Exercise requirements: Repeat the whole listing exactly.

Materials provided:
+ + + + + + +
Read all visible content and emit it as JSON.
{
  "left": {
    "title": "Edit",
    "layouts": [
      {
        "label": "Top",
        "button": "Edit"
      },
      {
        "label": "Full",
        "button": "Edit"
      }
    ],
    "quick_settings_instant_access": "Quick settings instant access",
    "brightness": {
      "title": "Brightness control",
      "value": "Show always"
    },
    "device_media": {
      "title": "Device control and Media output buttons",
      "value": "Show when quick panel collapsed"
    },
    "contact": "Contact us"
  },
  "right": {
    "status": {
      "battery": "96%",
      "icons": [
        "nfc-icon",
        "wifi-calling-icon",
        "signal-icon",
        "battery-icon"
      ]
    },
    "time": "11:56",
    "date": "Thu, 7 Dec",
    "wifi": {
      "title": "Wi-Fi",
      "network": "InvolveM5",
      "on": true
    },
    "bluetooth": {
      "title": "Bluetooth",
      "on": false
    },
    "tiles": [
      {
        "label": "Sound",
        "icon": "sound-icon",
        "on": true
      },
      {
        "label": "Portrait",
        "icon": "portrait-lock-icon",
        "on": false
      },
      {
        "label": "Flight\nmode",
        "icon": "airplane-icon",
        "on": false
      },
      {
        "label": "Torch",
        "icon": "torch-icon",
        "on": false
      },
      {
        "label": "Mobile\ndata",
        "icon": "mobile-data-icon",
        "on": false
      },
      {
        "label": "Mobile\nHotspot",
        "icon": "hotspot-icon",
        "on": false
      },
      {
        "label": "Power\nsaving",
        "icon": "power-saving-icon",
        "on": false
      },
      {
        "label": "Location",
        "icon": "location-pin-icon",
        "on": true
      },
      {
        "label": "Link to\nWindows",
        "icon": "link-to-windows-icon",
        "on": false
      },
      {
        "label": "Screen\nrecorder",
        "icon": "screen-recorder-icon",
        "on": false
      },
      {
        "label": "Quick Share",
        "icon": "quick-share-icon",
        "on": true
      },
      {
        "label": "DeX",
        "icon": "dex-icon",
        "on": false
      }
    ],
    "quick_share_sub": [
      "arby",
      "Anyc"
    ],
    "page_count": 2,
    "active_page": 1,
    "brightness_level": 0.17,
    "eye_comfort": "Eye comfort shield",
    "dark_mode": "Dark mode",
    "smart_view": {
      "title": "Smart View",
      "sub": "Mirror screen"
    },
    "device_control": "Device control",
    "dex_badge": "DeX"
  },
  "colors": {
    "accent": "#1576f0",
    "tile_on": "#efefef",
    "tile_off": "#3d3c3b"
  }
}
+ + + + + + +
Expected answer:
Read all visible content and emit it as JSON.
{
  "left": {
    "title": "Edit",
    "layouts": [
      {
        "label": "Top",
        "button": "Edit"
      },
      {
        "label": "Full",
        "button": "Edit"
      }
    ],
    "quick_settings_instant_access": "Quick settings instant access",
    "brightness": {
      "title": "Brightness control",
      "value": "Show always"
    },
    "device_media": {
      "title": "Device control and Media output buttons",
      "value": "Show when quick panel collapsed"
    },
    "contact": "Contact us"
  },
  "right": {
    "status": {
      "battery": "96%",
      "icons": [
        "nfc-icon",
        "wifi-calling-icon",
        "signal-icon",
        "battery-icon"
      ]
    },
    "time": "11:56",
    "date": "Thu, 7 Dec",
    "wifi": {
      "title": "Wi-Fi",
      "network": "InvolveM5",
      "on": true
    },
    "bluetooth": {
      "title": "Bluetooth",
      "on": false
    },
    "tiles": [
      {
        "label": "Sound",
        "icon": "sound-icon",
        "on": true
      },
      {
        "label": "Portrait",
        "icon": "portrait-lock-icon",
        "on": false
      },
      {
        "label": "Flight\nmode",
        "icon": "airplane-icon",
        "on": false
      },
      {
        "label": "Torch",
        "icon": "torch-icon",
        "on": false
      },
      {
        "label": "Mobile\ndata",
        "icon": "mobile-data-icon",
        "on": false
      },
      {
        "label": "Mobile\nHotspot",
        "icon": "hotspot-icon",
        "on": false
      },
      {
        "label": "Power\nsaving",
        "icon": "power-saving-icon",
        "on": false
      },
      {
        "label": "Location",
        "icon": "location-pin-icon",
        "on": true
      },
      {
        "label": "Link to\nWindows",
        "icon": "link-to-windows-icon",
        "on": false
      },
      {
        "label": "Screen\nrecorder",
        "icon": "screen-recorder-icon",
        "on": false
      },
      {
        "label": "Quick Share",
        "icon": "quick-share-icon",
        "on": true
      },
      {
        "label": "DeX",
        "icon": "dex-icon",
        "on": false
      }
    ],
    "quick_share_sub": [
      "arby",
      "Anyc"
    ],
    "page_count": 2,
    "active_page": 1,
    "brightness_level": 0.17,
    "eye_comfort": "Eye comfort shield",
    "dark_mode": "Dark mode",
    "smart_view": {
      "title": "Smart View",
      "sub": "Mirror screen"
    },
    "device_control": "Device control",
    "dex_badge": "DeX"
  },
  "colors": {
    "accent": "#1576f0",
    "tile_on": "#efefef",
    "tile_off": "#3d3c3b"
  }
}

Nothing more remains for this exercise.